Given problem »
Every line of the material that follows must be printed again exactly.
....................
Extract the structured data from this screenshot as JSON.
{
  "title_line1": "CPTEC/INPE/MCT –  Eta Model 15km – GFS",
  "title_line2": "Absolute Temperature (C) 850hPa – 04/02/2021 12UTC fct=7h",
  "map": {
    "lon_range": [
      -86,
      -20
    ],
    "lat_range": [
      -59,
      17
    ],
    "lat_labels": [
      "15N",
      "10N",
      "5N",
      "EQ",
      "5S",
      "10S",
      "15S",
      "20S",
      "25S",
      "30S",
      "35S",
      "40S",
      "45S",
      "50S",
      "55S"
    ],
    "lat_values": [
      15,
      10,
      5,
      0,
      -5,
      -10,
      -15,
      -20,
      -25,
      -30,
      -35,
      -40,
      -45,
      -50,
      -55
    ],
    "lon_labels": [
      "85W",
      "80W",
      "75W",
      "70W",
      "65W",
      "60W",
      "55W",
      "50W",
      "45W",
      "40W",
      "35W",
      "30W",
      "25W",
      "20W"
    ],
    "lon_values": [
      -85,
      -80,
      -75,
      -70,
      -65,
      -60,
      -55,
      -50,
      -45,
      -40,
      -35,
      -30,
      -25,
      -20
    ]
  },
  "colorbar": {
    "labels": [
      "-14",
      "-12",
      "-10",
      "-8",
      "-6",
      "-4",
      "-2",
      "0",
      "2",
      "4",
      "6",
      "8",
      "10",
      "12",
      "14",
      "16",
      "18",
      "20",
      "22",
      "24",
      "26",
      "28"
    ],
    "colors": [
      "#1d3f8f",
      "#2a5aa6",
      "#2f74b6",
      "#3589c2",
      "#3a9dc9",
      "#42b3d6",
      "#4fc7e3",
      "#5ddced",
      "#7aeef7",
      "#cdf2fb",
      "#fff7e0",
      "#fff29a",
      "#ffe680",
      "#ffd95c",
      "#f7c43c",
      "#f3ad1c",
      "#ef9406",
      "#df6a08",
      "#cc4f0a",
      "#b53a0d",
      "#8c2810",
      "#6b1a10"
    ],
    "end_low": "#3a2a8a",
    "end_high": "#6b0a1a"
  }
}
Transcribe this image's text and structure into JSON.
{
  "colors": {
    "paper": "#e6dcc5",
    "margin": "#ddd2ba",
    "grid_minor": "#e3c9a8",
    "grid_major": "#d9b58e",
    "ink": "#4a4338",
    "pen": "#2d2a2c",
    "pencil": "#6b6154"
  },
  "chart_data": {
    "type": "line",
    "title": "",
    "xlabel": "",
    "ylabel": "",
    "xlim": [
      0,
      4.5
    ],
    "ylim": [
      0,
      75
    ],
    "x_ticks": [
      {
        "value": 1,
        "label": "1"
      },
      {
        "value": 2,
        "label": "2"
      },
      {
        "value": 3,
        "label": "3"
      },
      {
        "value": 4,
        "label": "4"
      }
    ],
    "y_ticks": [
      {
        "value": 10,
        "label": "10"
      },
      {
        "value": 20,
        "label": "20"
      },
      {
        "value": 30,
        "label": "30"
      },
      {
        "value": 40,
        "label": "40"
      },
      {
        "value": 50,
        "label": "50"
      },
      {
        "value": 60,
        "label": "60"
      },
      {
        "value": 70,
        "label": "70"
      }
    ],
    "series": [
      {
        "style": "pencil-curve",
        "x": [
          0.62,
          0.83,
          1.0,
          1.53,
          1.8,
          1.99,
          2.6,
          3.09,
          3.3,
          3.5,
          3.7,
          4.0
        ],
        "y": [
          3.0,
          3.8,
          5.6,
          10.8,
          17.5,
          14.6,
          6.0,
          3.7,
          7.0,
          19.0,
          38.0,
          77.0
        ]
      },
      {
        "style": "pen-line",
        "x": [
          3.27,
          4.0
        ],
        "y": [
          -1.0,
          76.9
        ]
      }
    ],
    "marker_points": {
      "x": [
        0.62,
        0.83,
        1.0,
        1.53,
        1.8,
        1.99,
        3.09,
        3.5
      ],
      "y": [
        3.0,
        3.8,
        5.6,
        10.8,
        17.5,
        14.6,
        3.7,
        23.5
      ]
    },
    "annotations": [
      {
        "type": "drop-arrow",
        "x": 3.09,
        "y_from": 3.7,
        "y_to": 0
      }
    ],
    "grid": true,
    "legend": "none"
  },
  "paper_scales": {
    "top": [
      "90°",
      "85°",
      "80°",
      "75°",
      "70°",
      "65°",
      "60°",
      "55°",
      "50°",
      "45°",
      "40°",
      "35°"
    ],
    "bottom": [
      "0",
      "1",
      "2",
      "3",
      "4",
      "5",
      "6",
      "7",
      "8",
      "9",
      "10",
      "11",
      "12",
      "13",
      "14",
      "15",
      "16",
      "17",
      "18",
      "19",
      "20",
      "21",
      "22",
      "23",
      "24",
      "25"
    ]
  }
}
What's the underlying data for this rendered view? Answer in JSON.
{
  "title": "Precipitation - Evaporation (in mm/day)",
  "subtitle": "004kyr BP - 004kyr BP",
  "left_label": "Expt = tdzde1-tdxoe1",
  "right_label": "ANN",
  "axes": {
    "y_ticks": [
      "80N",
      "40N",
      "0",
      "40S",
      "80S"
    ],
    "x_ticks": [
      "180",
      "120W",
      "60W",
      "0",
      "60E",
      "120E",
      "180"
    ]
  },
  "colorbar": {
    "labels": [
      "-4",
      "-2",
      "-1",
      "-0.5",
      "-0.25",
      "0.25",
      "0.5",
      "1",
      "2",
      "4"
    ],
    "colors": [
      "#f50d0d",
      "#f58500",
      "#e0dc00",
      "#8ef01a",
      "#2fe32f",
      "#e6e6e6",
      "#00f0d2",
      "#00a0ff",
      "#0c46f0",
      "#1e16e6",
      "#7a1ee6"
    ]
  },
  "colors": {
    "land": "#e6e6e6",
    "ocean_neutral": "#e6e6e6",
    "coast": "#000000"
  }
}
....................
Exercise output »
Extract the structured data from this screenshot as JSON.
{
  "title_line1": "CPTEC/INPE/MCT –  Eta Model 15km – GFS",
  "title_line2": "Absolute Temperature (C) 850hPa – 04/02/2021 12UTC fct=7h",
  "map": {
    "lon_range": [
      -86,
      -20
    ],
    "lat_range": [
      -59,
      17
    ],
    "lat_labels": [
      "15N",
      "10N",
      "5N",
      "EQ",
      "5S",
      "10S",
      "15S",
      "20S",
      "25S",
      "30S",
      "35S",
      "40S",
      "45S",
      "50S",
      "55S"
    ],
    "lat_values": [
      15,
      10,
      5,
      0,
      -5,
      -10,
      -15,
      -20,
      -25,
      -30,
      -35,
      -40,
      -45,
      -50,
      -55
    ],
    "lon_labels": [
      "85W",
      "80W",
      "75W",
      "70W",
      "65W",
      "60W",
      "55W",
      "50W",
      "45W",
      "40W",
      "35W",
      "30W",
      "25W",
      "20W"
    ],
    "lon_values": [
      -85,
      -80,
      -75,
      -70,
      -65,
      -60,
      -55,
      -50,
      -45,
      -40,
      -35,
      -30,
      -25,
      -20
    ]
  },
  "colorbar": {
    "labels": [
      "-14",
      "-12",
      "-10",
      "-8",
      "-6",
      "-4",
      "-2",
      "0",
      "2",
      "4",
      "6",
      "8",
      "10",
      "12",
      "14",
      "16",
      "18",
      "20",
      "22",
      "24",
      "26",
      "28"
    ],
    "colors": [
      "#1d3f8f",
      "#2a5aa6",
      "#2f74b6",
      "#3589c2",
      "#3a9dc9",
      "#42b3d6",
      "#4fc7e3",
      "#5ddced",
      "#7aeef7",
      "#cdf2fb",
      "#fff7e0",
      "#fff29a",
      "#ffe680",
      "#ffd95c",
      "#f7c43c",
      "#f3ad1c",
      "#ef9406",
      "#df6a08",
      "#cc4f0a",
      "#b53a0d",
      "#8c2810",
      "#6b1a10"
    ],
    "end_low": "#3a2a8a",
    "end_high": "#6b0a1a"
  }
}
Transcribe this image's text and structure into JSON.
{
  "colors": {
    "paper": "#e6dcc5",
    "margin": "#ddd2ba",
    "grid_minor": "#e3c9a8",
    "grid_major": "#d9b58e",
    "ink": "#4a4338",
    "pen": "#2d2a2c",
    "pencil": "#6b6154"
  },
  "chart_data": {
    "type": "line",
    "title": "",
    "xlabel": "",
    "ylabel": "",
    "xlim": [
      0,
      4.5
    ],
    "ylim": [
      0,
      75
    ],
    "x_ticks": [
      {
        "value": 1,
        "label": "1"
      },
      {
        "value": 2,
        "label": "2"
      },
      {
        "value": 3,
        "label": "3"
      },
      {
        "value": 4,
        "label": "4"
      }
    ],
    "y_ticks": [
      {
        "value": 10,
        "label": "10"
      },
      {
        "value": 20,
        "label": "20"
      },
      {
        "value": 30,
        "label": "30"
      },
      {
        "value": 40,
        "label": "40"
      },
      {
        "value": 50,
        "label": "50"
      },
      {
        "value": 60,
        "label": "60"
      },
      {
        "value": 70,
        "label": "70"
      }
    ],
    "series": [
      {
        "style": "pencil-curve",
        "x": [
          0.62,
          0.83,
          1.0,
          1.53,
          1.8,
          1.99,
          2.6,
          3.09,
          3.3,
          3.5,
          3.7,
          4.0
        ],
        "y": [
          3.0,
          3.8,
          5.6,
          10.8,
          17.5,
          14.6,
          6.0,
          3.7,
          7.0,
          19.0,
          38.0,
          77.0
        ]
      },
      {
        "style": "pen-line",
        "x": [
          3.27,
          4.0
        ],
        "y": [
          -1.0,
          76.9
        ]
      }
    ],
    "marker_points": {
      "x": [
        0.62,
        0.83,
        1.0,
        1.53,
        1.8,
        1.99,
        3.09,
        3.5
      ],
      "y": [
        3.0,
        3.8,
        5.6,
        10.8,
        17.5,
        14.6,
        3.7,
        23.5
      ]
    },
    "annotations": [
      {
        "type": "drop-arrow",
        "x": 3.09,
        "y_from": 3.7,
        "y_to": 0
      }
    ],
    "grid": true,
    "legend": "none"
  },
  "paper_scales": {
    "top": [
      "90°",
      "85°",
      "80°",
      "75°",
      "70°",
      "65°",
      "60°",
      "55°",
      "50°",
      "45°",
      "40°",
      "35°"
    ],
    "bottom": [
      "0",
      "1",
      "2",
      "3",
      "4",
      "5",
      "6",
      "7",
      "8",
      "9",
      "10",
      "11",
      "12",
      "13",
      "14",
      "15",
      "16",
      "17",
      "18",
      "19",
      "20",
      "21",
      "22",
      "23",
      "24",
      "25"
    ]
  }
}
What's the underlying data for this rendered view? Answer in JSON.
{
  "title": "Precipitation - Evaporation (in mm/day)",
  "subtitle": "004kyr BP - 004kyr BP",
  "left_label": "Expt = tdzde1-tdxoe1",
  "right_label": "ANN",
  "axes": {
    "y_ticks": [
      "80N",
      "40N",
      "0",
      "40S",
      "80S"
    ],
    "x_ticks": [
      "180",
      "120W",
      "60W",
      "0",
      "60E",
      "120E",
      "180"
    ]
  },
  "colorbar": {
    "labels": [
      "-4",
      "-2",
      "-1",
      "-0.5",
      "-0.25",
      "0.25",
      "0.5",
      "1",
      "2",
      "4"
    ],
    "colors": [
      "#f50d0d",
      "#f58500",
      "#e0dc00",
      "#8ef01a",
      "#2fe32f",
      "#e6e6e6",
      "#00f0d2",
      "#00a0ff",
      "#0c46f0",
      "#1e16e6",
      "#7a1ee6"
    ]
  },
  "colors": {
    "land": "#e6e6e6",
    "ocean_neutral": "#e6e6e6",
    "coast": "#000000"
  }
}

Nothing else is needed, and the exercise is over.